Entries supplied:
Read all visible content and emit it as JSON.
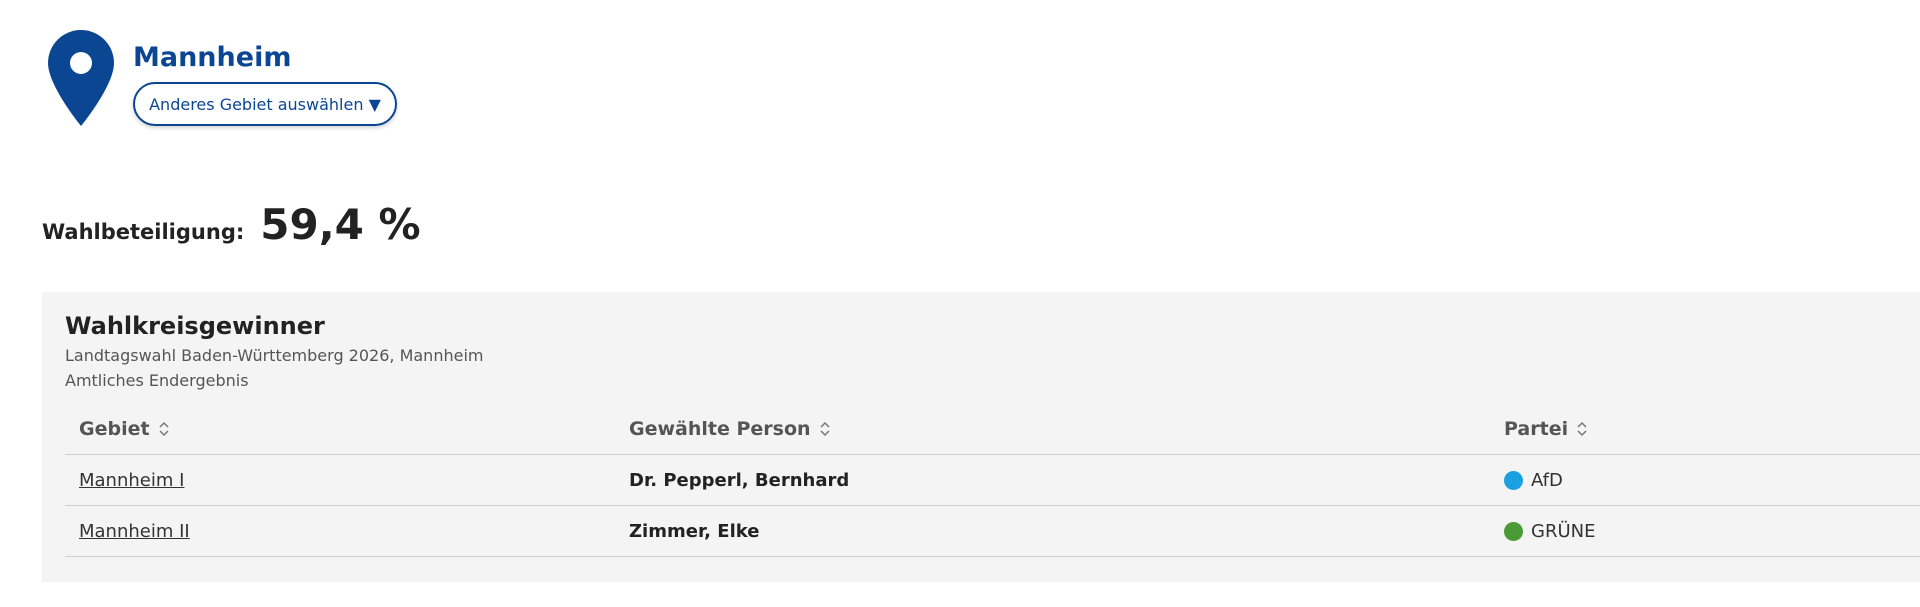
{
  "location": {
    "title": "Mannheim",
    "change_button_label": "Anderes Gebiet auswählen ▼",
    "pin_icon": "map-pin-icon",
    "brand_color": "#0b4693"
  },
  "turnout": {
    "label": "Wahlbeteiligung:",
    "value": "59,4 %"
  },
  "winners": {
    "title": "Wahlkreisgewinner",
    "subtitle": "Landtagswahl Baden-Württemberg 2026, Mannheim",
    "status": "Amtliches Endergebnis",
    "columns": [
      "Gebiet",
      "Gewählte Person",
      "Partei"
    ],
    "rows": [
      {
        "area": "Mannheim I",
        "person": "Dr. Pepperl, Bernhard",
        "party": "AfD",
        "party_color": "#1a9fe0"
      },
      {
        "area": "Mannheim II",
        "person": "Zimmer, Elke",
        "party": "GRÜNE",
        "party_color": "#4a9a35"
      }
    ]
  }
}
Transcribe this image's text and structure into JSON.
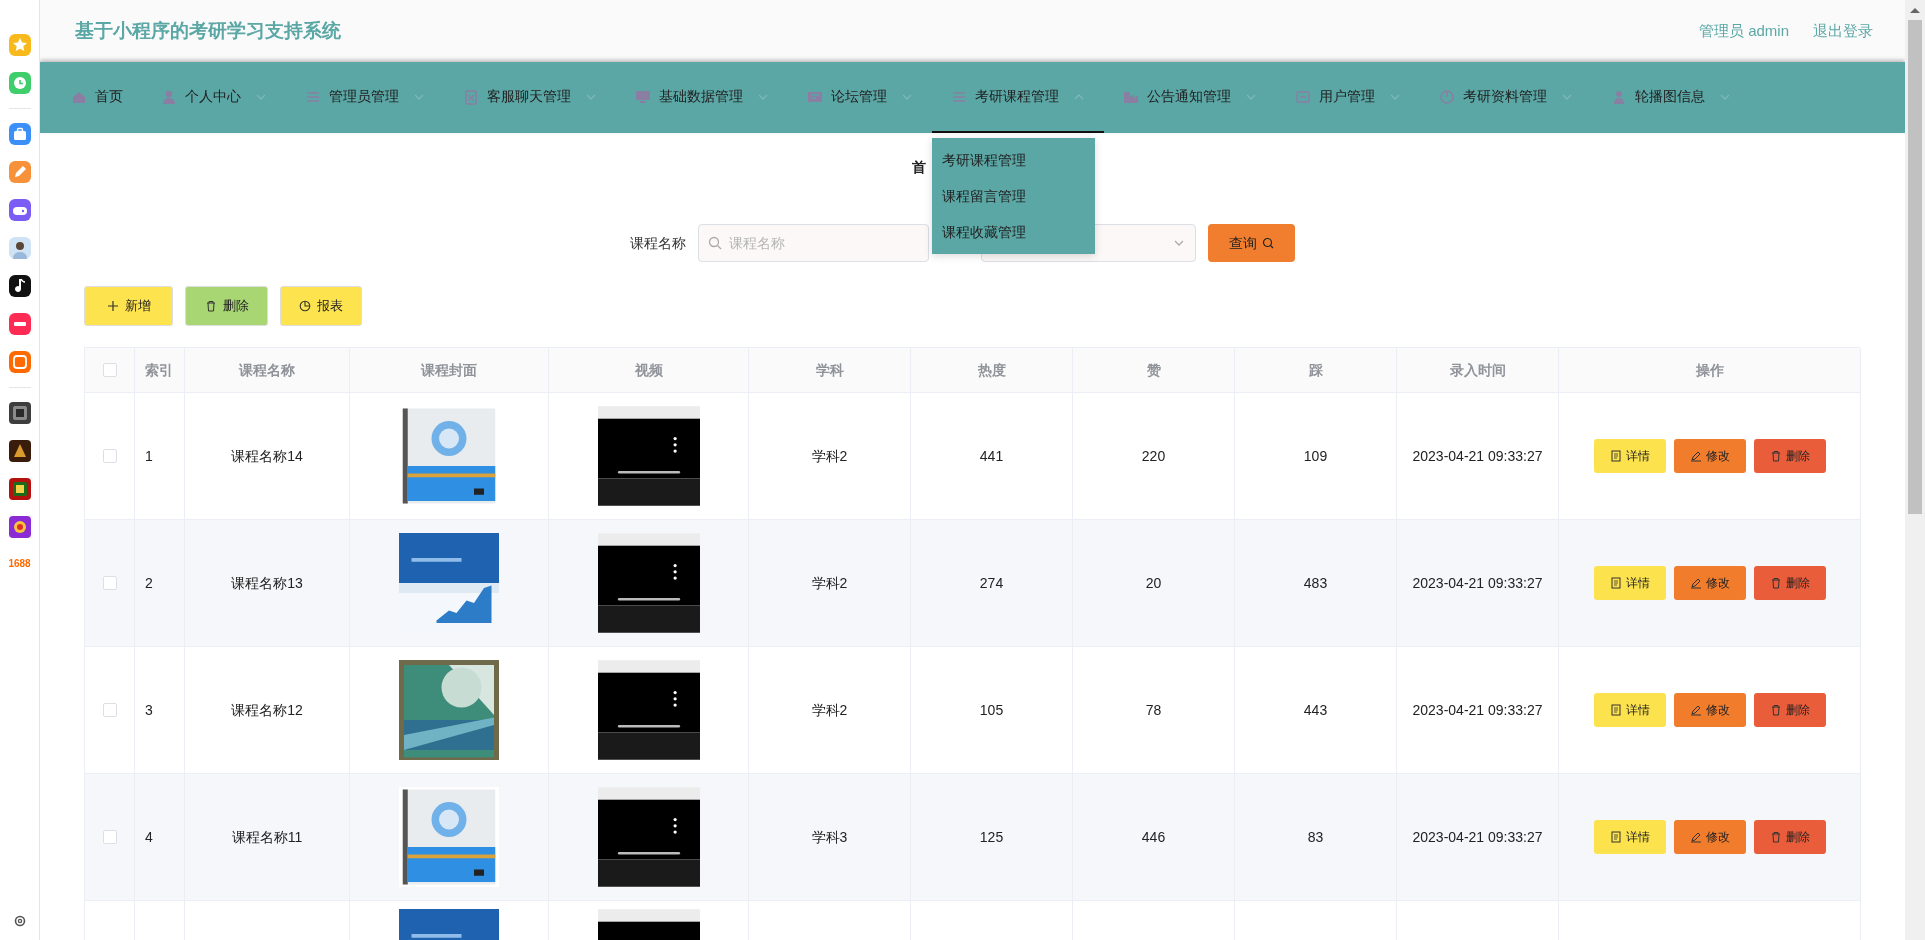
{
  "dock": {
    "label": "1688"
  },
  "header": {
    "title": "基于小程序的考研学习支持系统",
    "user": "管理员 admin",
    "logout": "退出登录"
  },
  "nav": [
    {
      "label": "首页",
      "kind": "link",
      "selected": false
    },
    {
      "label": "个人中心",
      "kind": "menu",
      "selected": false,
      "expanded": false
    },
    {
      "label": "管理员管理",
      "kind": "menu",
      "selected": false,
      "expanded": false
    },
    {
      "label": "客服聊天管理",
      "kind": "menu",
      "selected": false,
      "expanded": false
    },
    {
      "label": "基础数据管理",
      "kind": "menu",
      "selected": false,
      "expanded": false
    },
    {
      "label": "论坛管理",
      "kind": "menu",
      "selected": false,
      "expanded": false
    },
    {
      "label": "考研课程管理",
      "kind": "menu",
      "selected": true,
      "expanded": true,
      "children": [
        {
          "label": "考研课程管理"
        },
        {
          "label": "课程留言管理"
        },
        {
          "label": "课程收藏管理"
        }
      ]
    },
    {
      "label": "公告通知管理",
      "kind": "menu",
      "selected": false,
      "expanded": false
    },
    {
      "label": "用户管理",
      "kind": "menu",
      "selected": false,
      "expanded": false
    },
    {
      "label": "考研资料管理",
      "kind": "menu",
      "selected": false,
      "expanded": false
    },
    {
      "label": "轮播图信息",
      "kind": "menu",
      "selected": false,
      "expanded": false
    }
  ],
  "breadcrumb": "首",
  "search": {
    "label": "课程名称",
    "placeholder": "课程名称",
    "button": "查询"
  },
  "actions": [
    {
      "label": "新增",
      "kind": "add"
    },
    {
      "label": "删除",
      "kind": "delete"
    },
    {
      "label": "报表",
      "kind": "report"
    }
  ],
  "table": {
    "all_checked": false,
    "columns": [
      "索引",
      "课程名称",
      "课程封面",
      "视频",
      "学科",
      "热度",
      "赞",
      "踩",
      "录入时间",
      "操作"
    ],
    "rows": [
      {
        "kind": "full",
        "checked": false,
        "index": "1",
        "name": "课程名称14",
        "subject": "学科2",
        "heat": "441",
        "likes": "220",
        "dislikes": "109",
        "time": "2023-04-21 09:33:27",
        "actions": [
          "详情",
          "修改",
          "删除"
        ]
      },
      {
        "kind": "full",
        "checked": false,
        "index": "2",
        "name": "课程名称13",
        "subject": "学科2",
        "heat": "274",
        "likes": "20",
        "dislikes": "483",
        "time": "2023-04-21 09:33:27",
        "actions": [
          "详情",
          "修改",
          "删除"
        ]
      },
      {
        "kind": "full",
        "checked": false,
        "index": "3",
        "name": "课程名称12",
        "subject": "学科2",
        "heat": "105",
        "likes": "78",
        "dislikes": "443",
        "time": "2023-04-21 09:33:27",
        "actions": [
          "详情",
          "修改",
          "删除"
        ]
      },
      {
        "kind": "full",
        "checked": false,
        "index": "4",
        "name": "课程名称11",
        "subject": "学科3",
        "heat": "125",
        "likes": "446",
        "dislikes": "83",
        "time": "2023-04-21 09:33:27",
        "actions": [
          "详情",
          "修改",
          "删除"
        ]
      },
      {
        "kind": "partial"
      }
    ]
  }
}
* * *
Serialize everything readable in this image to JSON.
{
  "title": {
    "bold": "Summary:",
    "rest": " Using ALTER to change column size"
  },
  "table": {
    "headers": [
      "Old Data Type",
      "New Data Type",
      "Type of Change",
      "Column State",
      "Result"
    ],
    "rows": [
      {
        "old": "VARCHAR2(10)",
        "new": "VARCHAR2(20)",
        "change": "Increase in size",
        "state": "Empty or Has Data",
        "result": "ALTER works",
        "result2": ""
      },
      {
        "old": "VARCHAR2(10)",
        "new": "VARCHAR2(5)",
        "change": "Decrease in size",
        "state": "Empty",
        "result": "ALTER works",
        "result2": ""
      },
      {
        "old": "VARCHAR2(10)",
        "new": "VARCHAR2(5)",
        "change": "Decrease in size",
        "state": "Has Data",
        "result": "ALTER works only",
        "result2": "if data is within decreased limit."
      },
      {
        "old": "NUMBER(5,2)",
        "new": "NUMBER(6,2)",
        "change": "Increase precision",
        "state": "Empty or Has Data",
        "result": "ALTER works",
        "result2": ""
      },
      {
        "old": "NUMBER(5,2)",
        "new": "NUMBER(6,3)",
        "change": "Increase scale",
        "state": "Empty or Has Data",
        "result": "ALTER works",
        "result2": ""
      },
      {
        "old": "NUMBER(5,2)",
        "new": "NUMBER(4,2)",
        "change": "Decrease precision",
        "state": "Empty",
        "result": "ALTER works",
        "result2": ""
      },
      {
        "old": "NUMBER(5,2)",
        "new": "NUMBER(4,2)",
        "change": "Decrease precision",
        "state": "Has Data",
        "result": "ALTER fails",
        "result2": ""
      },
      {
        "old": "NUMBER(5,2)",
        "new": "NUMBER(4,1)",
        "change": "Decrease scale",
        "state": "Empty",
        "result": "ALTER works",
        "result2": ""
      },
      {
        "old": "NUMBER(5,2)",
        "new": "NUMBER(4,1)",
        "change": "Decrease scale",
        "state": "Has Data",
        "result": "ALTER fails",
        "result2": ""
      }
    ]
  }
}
==
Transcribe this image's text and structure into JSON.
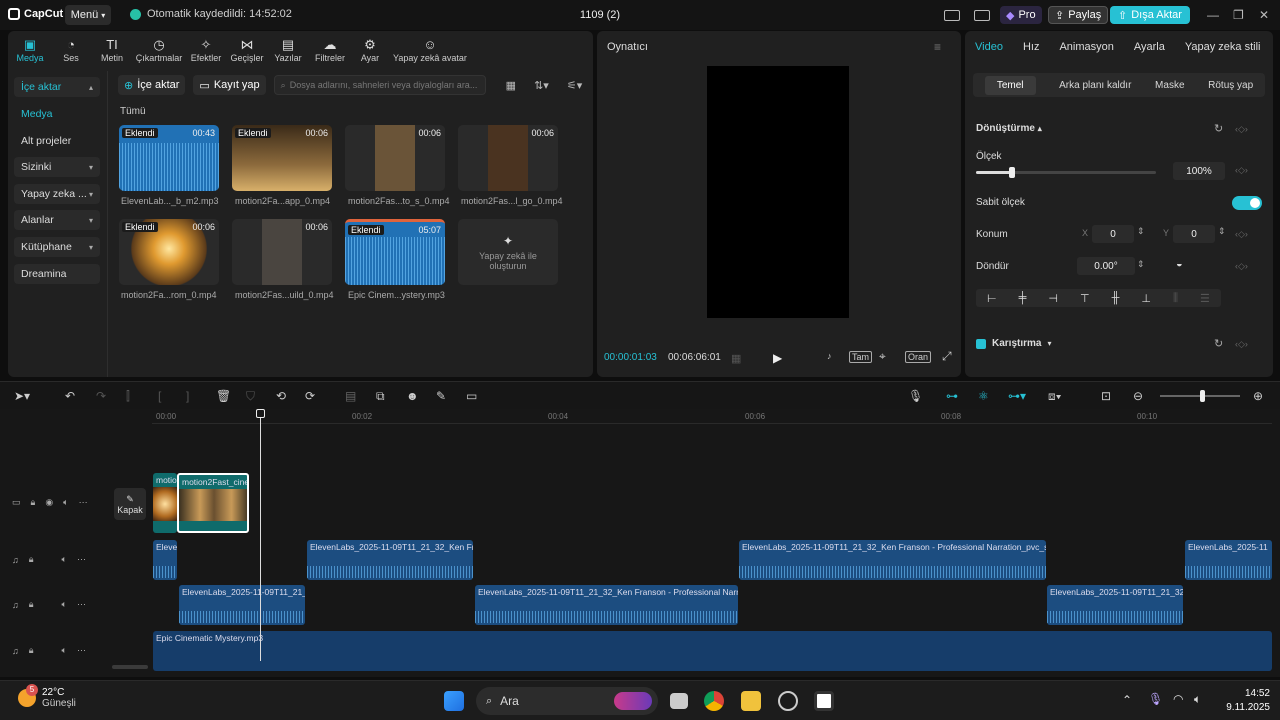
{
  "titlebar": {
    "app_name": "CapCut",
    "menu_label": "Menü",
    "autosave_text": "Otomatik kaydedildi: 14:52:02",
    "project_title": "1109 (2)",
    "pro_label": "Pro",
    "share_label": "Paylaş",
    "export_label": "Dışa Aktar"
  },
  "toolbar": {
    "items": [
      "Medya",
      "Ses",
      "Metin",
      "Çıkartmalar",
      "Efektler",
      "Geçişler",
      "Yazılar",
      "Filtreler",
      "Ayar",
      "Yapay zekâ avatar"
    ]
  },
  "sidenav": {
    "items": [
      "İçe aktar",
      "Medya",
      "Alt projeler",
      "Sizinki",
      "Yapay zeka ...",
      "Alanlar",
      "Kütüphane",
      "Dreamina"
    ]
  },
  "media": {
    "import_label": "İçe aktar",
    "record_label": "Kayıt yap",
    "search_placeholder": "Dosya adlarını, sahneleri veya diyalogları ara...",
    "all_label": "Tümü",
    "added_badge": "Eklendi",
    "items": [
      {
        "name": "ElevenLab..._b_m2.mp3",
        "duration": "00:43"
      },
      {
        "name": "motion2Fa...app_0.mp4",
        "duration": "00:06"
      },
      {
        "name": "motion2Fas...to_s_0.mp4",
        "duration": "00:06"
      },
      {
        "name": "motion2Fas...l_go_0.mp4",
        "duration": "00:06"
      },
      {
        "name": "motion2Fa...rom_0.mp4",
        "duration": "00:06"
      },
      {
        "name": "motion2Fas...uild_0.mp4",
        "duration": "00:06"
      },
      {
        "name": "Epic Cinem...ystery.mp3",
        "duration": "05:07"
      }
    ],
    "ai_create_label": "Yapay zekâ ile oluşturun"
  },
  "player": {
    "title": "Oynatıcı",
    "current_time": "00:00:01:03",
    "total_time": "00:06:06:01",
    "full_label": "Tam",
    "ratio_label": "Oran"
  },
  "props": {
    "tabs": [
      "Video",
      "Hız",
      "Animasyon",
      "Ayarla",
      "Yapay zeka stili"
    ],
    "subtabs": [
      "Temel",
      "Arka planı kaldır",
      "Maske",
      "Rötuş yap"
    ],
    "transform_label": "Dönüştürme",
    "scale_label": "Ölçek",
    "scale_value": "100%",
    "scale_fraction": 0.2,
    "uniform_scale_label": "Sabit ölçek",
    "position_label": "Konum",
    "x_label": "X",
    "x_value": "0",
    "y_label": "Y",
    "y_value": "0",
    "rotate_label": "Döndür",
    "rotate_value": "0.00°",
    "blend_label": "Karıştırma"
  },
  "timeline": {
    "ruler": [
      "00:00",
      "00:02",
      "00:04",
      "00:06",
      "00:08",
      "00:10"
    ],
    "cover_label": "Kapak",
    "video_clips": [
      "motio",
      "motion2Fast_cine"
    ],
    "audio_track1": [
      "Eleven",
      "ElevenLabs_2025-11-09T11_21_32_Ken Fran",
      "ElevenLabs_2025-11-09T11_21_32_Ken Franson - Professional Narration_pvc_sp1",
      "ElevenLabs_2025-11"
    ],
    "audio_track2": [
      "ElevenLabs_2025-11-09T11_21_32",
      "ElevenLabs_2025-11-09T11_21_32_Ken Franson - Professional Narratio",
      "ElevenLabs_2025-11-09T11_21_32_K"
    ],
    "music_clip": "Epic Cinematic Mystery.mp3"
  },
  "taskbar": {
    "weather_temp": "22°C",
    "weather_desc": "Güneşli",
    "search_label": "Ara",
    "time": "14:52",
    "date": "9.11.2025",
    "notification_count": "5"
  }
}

Task directions:
Show each line of the listing that holds the string "Increase".

Finished answer:
        "change": "Increase in size",
        "change": "Increase precision",
        "change": "Increase scale",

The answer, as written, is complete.